* BEGIN DATA EXCERPTS *
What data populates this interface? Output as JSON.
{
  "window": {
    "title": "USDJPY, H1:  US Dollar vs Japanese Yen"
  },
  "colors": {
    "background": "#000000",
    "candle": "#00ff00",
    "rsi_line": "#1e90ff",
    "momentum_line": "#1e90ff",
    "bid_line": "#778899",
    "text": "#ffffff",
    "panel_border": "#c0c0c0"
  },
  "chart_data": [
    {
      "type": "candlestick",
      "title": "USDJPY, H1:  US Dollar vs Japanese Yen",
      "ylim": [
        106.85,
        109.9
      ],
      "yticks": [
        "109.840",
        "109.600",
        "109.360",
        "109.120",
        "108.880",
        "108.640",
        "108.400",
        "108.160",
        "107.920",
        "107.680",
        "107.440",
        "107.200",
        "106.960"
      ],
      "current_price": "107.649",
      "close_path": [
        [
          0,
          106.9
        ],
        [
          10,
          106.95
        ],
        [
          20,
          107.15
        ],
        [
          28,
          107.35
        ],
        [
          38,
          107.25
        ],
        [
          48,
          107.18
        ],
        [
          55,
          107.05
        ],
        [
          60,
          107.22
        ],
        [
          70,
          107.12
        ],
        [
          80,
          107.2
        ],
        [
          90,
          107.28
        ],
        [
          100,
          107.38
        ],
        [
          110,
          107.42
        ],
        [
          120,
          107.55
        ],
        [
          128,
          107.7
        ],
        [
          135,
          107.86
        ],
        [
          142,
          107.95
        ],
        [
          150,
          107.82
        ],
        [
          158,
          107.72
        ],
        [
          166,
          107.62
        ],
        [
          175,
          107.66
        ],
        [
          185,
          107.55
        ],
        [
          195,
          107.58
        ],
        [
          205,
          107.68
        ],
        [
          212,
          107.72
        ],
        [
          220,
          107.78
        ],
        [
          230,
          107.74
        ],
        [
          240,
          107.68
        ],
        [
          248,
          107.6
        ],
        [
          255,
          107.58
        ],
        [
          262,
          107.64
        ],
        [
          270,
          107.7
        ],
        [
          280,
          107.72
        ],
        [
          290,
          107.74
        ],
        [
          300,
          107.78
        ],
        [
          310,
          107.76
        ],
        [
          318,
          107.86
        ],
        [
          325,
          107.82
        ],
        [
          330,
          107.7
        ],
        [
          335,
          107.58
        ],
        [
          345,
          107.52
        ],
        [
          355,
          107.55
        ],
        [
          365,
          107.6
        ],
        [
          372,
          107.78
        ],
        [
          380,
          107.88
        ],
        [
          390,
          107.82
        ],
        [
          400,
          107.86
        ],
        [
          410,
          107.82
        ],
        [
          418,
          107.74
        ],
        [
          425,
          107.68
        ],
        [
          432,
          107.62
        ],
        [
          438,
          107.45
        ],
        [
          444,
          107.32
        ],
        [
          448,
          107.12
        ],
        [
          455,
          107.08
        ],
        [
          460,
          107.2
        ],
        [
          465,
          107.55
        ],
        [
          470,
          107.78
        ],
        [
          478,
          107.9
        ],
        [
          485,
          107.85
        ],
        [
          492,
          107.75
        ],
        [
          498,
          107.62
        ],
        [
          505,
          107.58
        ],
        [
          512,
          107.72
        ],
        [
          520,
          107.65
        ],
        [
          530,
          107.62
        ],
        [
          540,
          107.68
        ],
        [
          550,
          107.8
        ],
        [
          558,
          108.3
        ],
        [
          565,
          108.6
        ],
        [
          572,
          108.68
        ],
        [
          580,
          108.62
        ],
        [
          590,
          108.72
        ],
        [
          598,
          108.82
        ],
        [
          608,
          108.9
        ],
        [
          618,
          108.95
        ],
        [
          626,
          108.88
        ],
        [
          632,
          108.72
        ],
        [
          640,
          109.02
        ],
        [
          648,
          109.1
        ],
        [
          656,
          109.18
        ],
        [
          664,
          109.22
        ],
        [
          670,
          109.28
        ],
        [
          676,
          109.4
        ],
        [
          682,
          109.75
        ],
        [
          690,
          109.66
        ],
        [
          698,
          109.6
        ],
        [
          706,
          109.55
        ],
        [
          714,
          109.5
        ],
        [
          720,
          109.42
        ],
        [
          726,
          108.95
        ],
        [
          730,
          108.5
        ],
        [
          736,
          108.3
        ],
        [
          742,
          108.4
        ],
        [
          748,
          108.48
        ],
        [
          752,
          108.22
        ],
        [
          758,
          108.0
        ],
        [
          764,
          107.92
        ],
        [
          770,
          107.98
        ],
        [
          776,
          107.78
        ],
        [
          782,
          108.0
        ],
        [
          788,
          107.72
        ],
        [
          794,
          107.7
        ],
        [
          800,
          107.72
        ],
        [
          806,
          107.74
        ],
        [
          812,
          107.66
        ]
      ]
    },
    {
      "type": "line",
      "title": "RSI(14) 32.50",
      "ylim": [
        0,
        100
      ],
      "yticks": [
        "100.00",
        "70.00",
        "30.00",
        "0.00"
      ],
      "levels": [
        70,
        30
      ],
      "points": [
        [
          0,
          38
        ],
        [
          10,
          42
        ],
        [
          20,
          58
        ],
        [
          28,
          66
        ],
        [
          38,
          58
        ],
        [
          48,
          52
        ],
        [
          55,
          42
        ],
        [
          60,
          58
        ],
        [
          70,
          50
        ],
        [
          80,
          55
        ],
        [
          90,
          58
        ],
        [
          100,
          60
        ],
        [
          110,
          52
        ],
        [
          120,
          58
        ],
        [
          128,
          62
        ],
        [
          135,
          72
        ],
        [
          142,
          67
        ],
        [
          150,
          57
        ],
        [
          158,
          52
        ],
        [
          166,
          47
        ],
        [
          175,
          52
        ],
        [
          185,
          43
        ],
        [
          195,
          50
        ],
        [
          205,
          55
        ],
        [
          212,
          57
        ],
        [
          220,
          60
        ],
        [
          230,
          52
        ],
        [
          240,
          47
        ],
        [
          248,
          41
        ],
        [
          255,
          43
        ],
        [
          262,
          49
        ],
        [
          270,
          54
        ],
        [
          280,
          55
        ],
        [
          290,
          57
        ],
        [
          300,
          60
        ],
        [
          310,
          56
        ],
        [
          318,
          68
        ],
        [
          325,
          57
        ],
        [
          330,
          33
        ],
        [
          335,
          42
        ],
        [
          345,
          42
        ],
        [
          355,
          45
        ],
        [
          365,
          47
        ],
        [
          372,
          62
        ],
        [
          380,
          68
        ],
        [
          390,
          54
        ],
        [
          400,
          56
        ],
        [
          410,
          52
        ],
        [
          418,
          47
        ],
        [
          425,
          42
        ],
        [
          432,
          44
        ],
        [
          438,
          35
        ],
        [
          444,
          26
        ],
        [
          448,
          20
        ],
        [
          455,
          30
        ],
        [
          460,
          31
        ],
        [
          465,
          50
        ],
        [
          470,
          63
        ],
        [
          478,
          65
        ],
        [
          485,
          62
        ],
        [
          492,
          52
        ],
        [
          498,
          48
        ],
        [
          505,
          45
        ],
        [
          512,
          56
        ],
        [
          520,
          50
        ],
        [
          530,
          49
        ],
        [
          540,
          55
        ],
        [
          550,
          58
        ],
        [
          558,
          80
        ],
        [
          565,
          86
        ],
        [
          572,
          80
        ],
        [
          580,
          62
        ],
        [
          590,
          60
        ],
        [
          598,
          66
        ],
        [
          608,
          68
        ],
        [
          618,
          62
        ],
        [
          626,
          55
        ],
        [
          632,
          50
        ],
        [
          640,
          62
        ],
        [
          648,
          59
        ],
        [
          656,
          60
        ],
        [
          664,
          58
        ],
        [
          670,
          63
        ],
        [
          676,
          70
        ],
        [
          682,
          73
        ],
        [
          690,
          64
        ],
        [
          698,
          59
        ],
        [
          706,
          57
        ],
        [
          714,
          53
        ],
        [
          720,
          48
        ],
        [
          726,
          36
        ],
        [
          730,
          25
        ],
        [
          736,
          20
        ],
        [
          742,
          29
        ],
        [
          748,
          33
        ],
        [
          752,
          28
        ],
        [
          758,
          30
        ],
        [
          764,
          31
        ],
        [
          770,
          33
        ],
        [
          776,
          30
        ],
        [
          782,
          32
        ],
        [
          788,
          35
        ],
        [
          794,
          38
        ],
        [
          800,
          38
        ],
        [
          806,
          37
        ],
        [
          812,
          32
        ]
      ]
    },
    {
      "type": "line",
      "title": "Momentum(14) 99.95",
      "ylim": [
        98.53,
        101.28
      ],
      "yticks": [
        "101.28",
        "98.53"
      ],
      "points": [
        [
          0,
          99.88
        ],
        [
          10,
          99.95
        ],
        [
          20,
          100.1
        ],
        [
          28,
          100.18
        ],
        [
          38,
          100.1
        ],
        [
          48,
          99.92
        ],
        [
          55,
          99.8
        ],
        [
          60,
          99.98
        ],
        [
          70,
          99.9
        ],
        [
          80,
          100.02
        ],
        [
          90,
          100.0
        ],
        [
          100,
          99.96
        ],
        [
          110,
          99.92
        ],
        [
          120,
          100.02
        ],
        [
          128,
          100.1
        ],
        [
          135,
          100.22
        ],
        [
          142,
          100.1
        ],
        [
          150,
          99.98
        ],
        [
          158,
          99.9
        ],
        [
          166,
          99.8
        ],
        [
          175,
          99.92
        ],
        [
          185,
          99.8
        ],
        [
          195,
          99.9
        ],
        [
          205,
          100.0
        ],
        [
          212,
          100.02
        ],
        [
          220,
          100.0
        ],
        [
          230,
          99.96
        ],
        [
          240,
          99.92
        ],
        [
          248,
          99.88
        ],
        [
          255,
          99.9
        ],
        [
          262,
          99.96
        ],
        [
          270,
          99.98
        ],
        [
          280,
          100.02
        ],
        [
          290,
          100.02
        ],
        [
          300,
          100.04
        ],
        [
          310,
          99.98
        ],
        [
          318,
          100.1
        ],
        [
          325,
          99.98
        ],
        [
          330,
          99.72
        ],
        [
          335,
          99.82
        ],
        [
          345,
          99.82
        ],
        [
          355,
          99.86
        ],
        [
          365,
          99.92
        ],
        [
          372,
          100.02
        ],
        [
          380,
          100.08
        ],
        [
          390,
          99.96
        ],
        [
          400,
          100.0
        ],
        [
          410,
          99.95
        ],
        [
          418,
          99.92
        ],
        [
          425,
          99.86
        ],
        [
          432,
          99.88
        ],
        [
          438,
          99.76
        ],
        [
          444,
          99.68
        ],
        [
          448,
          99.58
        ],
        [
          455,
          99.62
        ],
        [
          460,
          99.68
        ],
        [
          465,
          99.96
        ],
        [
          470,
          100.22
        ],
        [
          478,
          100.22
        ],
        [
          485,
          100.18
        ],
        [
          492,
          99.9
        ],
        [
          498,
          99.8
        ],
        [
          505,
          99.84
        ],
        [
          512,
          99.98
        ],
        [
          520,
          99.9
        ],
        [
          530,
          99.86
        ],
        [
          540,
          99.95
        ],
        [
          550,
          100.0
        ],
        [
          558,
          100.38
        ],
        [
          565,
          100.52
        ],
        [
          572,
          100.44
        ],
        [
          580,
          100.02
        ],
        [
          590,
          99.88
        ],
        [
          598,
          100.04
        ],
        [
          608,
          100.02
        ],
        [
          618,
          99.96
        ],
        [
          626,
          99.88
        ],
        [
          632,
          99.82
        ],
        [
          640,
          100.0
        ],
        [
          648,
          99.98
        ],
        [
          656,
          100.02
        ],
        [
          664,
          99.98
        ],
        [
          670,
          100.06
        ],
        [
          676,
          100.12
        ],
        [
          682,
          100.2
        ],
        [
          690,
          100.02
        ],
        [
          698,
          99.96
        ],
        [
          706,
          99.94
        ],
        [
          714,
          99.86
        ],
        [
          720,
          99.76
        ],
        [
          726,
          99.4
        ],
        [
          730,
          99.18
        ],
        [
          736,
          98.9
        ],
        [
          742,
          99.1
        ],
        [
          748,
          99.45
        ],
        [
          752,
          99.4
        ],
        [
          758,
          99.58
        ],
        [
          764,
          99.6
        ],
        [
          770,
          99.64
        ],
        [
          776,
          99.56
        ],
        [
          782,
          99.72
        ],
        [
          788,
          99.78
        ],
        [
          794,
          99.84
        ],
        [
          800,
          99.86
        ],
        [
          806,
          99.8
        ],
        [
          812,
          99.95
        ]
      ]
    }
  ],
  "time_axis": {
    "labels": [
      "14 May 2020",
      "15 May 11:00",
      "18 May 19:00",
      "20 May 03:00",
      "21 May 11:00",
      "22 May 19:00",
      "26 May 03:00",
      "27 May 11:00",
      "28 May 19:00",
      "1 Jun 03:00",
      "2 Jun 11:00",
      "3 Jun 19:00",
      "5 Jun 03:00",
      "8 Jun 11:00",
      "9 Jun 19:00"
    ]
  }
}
* END DATA EXCERPTS *
WORK REQUIRED |
Extract all lines that hold the word "title".

WRITTEN ANSWER |
    "title": "USDJPY, H1:  US Dollar vs Japanese Yen"
      "title": "USDJPY, H1:  US Dollar vs Japanese Yen",
      "title": "RSI(14) 32.50",
      "title": "Momentum(14) 99.95",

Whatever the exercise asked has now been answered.